Request ▸
Render the lines of the records below as a JSON list of strings, one string per line and no blank lines, starting at the line that contains "Where is each element in this 937×523" and ending at the line that contains "264, 409, 282]". Leave the pictures out of the list.

Records shown ▸
** begin **

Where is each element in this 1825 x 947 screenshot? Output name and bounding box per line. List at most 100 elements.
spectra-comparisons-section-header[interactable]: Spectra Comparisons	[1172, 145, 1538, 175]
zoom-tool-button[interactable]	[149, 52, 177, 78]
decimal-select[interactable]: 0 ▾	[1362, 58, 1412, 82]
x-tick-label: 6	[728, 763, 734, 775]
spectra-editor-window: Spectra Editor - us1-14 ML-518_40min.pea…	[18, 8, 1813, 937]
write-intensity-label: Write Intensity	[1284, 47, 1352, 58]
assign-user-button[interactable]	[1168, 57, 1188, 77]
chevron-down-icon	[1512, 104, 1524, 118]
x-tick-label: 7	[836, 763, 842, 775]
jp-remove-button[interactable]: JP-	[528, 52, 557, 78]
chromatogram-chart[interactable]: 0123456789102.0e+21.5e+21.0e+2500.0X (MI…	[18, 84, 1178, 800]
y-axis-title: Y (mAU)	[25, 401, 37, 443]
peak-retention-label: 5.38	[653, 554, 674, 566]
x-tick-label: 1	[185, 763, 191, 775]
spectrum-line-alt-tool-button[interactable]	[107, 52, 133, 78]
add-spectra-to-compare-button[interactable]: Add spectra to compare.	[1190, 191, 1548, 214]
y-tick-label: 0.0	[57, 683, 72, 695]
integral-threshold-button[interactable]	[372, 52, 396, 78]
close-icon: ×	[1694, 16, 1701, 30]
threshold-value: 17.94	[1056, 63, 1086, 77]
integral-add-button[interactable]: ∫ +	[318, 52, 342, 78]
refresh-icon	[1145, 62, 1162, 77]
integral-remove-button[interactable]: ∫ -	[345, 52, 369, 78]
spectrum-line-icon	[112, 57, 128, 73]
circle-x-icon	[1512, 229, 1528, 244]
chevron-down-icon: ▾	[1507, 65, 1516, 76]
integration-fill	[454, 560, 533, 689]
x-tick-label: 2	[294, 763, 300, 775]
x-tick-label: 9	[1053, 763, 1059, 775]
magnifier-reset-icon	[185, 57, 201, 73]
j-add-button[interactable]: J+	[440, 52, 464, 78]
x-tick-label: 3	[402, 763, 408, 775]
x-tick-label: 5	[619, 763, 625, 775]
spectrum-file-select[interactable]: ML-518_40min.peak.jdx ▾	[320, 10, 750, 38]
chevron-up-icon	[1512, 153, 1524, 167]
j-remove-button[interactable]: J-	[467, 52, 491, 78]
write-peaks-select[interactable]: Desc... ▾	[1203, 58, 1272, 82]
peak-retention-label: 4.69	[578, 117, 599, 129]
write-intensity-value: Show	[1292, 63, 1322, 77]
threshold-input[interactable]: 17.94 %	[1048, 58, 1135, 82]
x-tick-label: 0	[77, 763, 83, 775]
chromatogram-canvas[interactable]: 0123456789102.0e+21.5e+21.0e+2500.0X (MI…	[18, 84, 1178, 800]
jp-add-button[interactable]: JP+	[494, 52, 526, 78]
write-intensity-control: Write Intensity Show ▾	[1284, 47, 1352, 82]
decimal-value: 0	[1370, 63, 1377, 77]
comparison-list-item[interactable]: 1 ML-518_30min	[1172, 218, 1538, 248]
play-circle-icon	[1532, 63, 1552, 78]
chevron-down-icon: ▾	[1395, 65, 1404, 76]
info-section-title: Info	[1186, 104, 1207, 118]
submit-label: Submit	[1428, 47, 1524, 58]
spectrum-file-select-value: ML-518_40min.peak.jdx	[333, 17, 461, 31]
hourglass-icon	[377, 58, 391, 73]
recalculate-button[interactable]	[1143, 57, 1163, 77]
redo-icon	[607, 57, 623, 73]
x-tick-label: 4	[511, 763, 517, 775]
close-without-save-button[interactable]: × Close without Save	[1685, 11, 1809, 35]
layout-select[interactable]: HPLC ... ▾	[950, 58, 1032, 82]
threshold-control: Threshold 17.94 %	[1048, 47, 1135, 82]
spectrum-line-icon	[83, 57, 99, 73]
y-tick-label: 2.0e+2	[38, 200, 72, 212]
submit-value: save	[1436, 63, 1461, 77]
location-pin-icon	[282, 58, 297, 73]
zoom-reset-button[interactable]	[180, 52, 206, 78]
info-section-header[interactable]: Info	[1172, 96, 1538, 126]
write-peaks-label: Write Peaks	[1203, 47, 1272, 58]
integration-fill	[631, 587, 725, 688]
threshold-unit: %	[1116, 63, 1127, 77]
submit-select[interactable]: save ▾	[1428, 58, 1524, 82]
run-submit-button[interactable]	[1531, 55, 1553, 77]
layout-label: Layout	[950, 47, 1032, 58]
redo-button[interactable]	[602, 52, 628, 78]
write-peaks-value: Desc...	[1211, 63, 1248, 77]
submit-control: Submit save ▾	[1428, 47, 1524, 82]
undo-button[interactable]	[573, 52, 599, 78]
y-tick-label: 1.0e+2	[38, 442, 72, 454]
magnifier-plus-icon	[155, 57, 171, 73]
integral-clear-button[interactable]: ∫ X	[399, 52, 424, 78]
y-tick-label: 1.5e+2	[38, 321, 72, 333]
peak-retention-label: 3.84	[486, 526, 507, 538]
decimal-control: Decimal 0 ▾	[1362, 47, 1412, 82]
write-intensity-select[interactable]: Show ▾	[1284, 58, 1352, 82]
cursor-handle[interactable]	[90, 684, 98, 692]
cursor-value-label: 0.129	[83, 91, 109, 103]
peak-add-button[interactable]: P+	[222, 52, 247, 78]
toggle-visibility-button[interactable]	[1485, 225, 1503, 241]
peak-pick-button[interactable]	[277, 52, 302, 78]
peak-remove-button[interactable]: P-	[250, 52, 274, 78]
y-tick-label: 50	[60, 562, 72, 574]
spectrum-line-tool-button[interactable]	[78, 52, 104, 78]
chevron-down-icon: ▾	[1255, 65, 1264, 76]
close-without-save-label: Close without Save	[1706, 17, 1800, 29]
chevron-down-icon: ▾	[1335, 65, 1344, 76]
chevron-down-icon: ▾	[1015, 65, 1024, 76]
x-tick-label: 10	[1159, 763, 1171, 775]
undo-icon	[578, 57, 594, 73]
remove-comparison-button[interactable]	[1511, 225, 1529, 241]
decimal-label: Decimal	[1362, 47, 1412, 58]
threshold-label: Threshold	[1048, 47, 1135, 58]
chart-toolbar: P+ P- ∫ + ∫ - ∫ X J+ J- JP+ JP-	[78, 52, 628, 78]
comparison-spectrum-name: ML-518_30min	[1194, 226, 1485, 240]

** end **
** begin **

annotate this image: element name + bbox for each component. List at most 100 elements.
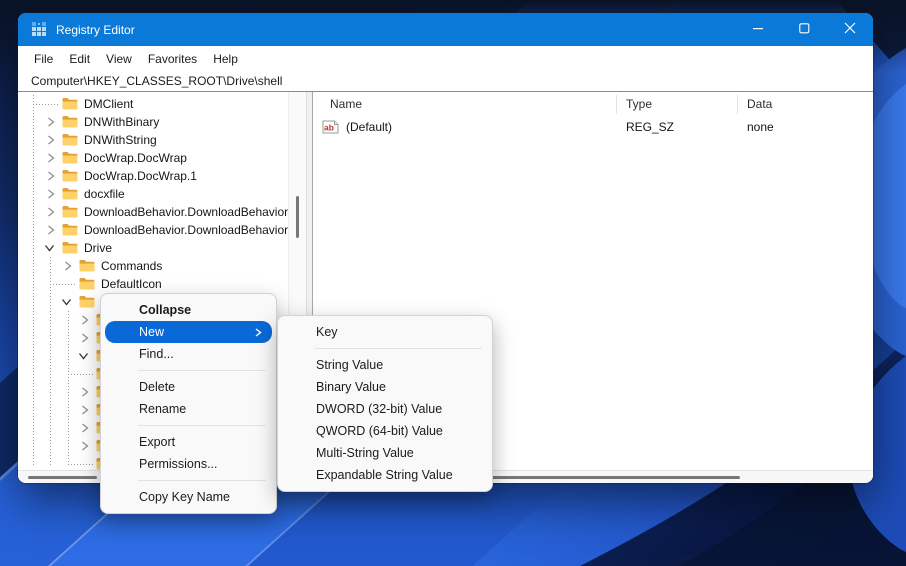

** end **
** begin **

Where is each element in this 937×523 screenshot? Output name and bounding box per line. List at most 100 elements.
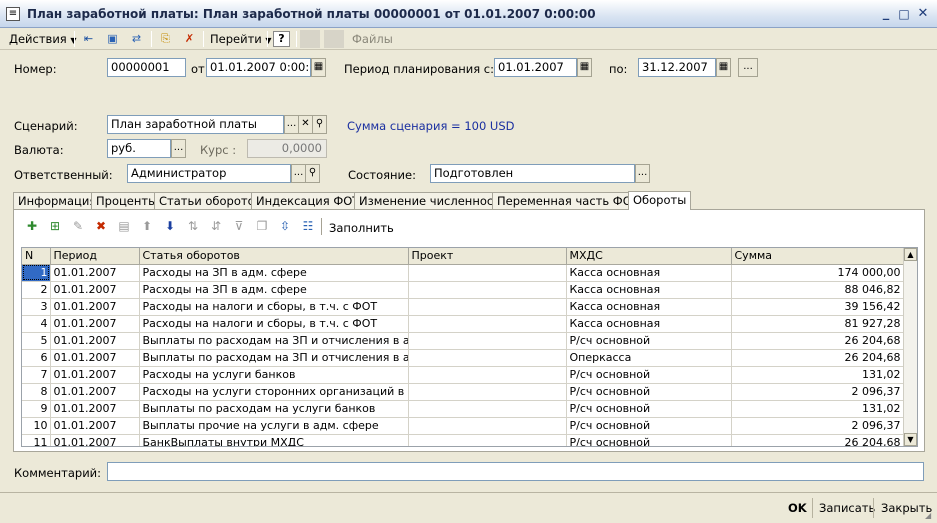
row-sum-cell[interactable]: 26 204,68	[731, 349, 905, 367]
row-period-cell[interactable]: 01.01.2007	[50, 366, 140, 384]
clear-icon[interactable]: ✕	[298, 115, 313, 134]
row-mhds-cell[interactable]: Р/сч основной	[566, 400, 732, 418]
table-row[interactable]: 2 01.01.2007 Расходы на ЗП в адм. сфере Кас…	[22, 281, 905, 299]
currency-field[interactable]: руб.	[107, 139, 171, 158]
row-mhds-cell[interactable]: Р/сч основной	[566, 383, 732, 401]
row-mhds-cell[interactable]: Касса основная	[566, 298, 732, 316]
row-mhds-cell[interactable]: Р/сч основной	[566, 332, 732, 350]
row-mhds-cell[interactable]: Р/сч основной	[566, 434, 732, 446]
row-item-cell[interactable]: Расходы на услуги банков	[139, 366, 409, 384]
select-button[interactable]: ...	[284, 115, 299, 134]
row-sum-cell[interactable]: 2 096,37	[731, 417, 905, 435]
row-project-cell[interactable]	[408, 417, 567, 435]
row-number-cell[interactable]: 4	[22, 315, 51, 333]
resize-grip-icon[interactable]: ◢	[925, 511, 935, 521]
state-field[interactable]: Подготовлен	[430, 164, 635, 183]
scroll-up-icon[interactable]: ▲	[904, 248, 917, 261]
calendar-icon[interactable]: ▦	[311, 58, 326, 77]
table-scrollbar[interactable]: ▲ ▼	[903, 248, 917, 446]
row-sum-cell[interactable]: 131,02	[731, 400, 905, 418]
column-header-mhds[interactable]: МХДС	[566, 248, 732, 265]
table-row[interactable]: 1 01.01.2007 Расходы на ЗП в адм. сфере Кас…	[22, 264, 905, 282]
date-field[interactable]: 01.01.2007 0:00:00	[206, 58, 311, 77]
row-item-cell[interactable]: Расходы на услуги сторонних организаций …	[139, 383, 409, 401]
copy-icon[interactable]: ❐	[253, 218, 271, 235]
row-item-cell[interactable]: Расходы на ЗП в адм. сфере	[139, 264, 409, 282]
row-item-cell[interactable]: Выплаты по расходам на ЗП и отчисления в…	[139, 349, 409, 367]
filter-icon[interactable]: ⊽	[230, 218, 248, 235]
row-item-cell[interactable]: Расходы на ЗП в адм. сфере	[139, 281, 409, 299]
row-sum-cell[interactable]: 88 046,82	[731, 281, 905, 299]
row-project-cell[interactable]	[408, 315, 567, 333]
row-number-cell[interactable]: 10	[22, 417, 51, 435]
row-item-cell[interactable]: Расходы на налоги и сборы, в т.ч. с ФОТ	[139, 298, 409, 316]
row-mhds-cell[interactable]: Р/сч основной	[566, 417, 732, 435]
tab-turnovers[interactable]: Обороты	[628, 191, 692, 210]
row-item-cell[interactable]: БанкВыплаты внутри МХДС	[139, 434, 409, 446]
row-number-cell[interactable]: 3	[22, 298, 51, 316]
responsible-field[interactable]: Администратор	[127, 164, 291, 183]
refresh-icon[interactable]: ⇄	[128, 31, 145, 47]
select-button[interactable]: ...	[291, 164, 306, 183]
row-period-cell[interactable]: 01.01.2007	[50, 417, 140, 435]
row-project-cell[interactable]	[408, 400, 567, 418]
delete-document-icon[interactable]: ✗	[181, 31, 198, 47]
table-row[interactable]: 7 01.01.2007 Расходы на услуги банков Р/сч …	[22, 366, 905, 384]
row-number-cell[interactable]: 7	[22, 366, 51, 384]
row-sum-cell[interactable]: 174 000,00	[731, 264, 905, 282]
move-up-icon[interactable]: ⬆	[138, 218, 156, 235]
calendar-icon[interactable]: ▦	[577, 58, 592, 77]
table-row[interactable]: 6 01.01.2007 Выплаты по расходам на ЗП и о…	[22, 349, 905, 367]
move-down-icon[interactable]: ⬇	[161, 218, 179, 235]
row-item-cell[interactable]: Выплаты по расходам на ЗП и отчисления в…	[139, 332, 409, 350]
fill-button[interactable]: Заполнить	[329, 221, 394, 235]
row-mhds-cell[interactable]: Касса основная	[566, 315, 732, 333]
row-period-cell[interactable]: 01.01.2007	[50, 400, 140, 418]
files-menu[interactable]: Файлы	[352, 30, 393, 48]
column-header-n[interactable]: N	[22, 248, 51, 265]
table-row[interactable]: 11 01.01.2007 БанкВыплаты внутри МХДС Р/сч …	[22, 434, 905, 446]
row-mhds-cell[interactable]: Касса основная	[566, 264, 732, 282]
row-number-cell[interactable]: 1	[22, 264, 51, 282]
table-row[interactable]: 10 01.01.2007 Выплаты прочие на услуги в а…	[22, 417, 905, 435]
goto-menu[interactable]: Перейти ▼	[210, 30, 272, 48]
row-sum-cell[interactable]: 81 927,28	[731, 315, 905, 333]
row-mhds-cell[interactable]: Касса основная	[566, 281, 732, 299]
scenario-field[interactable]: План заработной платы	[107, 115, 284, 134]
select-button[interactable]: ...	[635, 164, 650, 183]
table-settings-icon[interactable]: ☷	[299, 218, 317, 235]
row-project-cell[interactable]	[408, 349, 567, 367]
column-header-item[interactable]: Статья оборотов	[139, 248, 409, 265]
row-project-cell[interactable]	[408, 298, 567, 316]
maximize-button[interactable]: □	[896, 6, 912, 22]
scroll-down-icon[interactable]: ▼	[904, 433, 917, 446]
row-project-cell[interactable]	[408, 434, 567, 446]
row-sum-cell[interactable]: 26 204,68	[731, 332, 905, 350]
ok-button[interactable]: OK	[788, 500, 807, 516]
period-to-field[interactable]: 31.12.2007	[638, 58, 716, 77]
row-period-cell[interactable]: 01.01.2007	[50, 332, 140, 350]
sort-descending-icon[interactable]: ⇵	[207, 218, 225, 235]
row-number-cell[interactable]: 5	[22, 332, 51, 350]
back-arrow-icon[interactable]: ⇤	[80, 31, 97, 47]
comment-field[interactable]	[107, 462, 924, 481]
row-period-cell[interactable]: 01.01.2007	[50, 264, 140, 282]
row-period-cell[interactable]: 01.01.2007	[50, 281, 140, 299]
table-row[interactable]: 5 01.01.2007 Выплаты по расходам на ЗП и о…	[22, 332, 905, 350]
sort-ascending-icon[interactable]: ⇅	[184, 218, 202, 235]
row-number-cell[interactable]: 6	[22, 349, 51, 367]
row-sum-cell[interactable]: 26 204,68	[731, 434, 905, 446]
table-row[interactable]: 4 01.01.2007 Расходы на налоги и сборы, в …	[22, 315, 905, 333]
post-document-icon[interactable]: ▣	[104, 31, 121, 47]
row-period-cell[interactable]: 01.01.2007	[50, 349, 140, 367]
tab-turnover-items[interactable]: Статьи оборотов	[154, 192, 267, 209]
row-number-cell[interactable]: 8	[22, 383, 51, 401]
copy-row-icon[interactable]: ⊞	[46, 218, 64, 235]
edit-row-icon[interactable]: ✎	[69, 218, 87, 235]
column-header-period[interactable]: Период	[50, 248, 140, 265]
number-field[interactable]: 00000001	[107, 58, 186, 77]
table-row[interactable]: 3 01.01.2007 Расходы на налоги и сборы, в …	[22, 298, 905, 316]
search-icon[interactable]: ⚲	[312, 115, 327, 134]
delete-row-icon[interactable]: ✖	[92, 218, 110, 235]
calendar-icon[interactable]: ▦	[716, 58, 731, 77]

** end **

Full output ▸
[
  "Where is each element in this 937×523 screenshot? Output name and bounding box per line. List at most 100 elements.",
  "row-sum-cell[interactable]: 26 204,68\t[731, 349, 905, 367]",
  "row-period-cell[interactable]: 01.01.2007\t[50, 366, 140, 384]",
  "clear-icon[interactable]: ✕\t[298, 115, 313, 134]",
  "row-mhds-cell[interactable]: Р/сч основной\t[566, 400, 732, 418]",
  "table-row[interactable]: 2 01.01.2007 Расходы на ЗП в адм. сфере Кас…\t[22, 281, 905, 299]",
  "currency-field[interactable]: руб.\t[107, 139, 171, 158]",
  "row-mhds-cell[interactable]: Р/сч основной\t[566, 383, 732, 401]",
  "row-mhds-cell[interactable]: Касса основная\t[566, 298, 732, 316]",
  "row-mhds-cell[interactable]: Р/сч основной\t[566, 332, 732, 350]",
  "row-mhds-cell[interactable]: Р/сч основной\t[566, 434, 732, 446]",
  "row-item-cell[interactable]: Расходы на услуги банков\t[139, 366, 409, 384]",
  "select-button[interactable]: ...\t[284, 115, 299, 134]",
  "row-sum-cell[interactable]: 2 096,37\t[731, 417, 905, 435]",
  "row-project-cell[interactable]\t[408, 417, 567, 435]",
  "row-number-cell[interactable]: 4\t[22, 315, 51, 333]",
  "resize-grip-icon[interactable]: ◢\t[925, 511, 935, 521]",
  "state-field[interactable]: Подготовлен\t[430, 164, 635, 183]",
  "scroll-up-icon[interactable]: ▲\t[904, 248, 917, 261]",
  "calendar-icon[interactable]: ▦\t[311, 58, 326, 77]",
  "table-scrollbar[interactable]: ▲ ▼\t[903, 248, 917, 446]",
  "row-sum-cell[interactable]: 131,02\t[731, 400, 905, 418]",
  "column-header-mhds[interactable]: МХДС\t[566, 248, 732, 265]",
  "table-row[interactable]: 1 01.01.2007 Расходы на ЗП в адм. сфере Кас…\t[22, 264, 905, 282]",
  "date-field[interactable]: 01.01.2007 0:00:00\t[206, 58, 311, 77]",
  "row-item-cell[interactable]: Расходы на услуги сторонних организаций …\t[139, 383, 409, 401]",
  "copy-icon[interactable]: ❐\t[253, 218, 271, 235]",
  "row-item-cell[interactable]: Расходы на ЗП в адм. сфере\t[139, 264, 409, 282]"
]